** begin EXERCISE DATA **

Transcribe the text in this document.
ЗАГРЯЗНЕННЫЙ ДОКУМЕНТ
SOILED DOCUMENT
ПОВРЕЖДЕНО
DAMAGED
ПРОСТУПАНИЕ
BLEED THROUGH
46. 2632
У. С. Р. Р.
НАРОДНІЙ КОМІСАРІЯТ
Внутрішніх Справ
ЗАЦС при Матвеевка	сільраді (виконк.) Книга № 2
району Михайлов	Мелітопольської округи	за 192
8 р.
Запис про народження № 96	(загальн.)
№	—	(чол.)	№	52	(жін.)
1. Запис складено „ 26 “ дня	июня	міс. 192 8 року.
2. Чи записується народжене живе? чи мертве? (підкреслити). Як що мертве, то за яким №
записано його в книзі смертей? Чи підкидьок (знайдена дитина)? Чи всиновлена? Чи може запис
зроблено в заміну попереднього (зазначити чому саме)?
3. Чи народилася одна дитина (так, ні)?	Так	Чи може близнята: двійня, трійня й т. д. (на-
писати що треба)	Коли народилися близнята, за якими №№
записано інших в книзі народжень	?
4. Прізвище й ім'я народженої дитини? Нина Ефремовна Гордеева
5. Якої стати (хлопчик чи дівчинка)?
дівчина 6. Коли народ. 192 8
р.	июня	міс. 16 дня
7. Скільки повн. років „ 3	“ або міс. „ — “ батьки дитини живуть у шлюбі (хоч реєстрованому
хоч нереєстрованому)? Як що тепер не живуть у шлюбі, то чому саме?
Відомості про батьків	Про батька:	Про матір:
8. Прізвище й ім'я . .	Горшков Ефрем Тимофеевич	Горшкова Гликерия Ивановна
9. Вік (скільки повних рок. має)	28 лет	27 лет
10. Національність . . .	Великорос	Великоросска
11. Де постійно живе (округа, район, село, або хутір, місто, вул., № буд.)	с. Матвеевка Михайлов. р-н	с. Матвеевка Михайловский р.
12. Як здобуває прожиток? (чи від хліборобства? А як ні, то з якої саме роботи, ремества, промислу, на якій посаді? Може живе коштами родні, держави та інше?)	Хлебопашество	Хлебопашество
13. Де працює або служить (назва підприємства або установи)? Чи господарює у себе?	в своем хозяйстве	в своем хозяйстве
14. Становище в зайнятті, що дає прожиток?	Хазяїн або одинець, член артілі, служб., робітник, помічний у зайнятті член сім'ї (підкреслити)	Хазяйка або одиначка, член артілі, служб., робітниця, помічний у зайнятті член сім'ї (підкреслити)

** end EXERCISE DATA **

→ **PROBLEM DETAILS**:
Output every line above without altering anything.

→ **THE COMPLETED TASK**:
Transcribe the text in this document.
ЗАГРЯЗНЕННЫЙ ДОКУМЕНТ
SOILED DOCUMENT
ПОВРЕЖДЕНО
DAMAGED
ПРОСТУПАНИЕ
BLEED THROUGH
46. 2632
У. С. Р. Р.
НАРОДНІЙ КОМІСАРІЯТ
Внутрішніх Справ
ЗАЦС при Матвеевка	сільраді (виконк.) Книга № 2
району Михайлов	Мелітопольської округи	за 192
8 р.
Запис про народження № 96	(загальн.)
№	—	(чол.)	№	52	(жін.)
1. Запис складено „ 26 “ дня	июня	міс. 192 8 року.
2. Чи записується народжене живе? чи мертве? (підкреслити). Як що мертве, то за яким №
записано його в книзі смертей? Чи підкидьок (знайдена дитина)? Чи всиновлена? Чи може запис
зроблено в заміну попереднього (зазначити чому саме)?
3. Чи народилася одна дитина (так, ні)?	Так	Чи може близнята: двійня, трійня й т. д. (на-
писати що треба)	Коли народилися близнята, за якими №№
записано інших в книзі народжень	?
4. Прізвище й ім'я народженої дитини? Нина Ефремовна Гордеева
5. Якої стати (хлопчик чи дівчинка)?
дівчина 6. Коли народ. 192 8
р.	июня	міс. 16 дня
7. Скільки повн. років „ 3	“ або міс. „ — “ батьки дитини живуть у шлюбі (хоч реєстрованому
хоч нереєстрованому)? Як що тепер не живуть у шлюбі, то чому саме?
Відомості про батьків	Про батька:	Про матір:
8. Прізвище й ім'я . .	Горшков Ефрем Тимофеевич	Горшкова Гликерия Ивановна
9. Вік (скільки повних рок. має)	28 лет	27 лет
10. Національність . . .	Великорос	Великоросска
11. Де постійно живе (округа, район, село, або хутір, місто, вул., № буд.)	с. Матвеевка Михайлов. р-н	с. Матвеевка Михайловский р.
12. Як здобуває прожиток? (чи від хліборобства? А як ні, то з якої саме роботи, ремества, промислу, на якій посаді? Може живе коштами родні, держави та інше?)	Хлебопашество	Хлебопашество
13. Де працює або служить (назва підприємства або установи)? Чи господарює у себе?	в своем хозяйстве	в своем хозяйстве
14. Становище в зайнятті, що дає прожиток?	Хазяїн або одинець, член артілі, служб., робітник, помічний у зайнятті член сім'ї (підкреслити)	Хазяйка або одиначка, член артілі, служб., робітниця, помічний у зайнятті член сім'ї (підкреслити)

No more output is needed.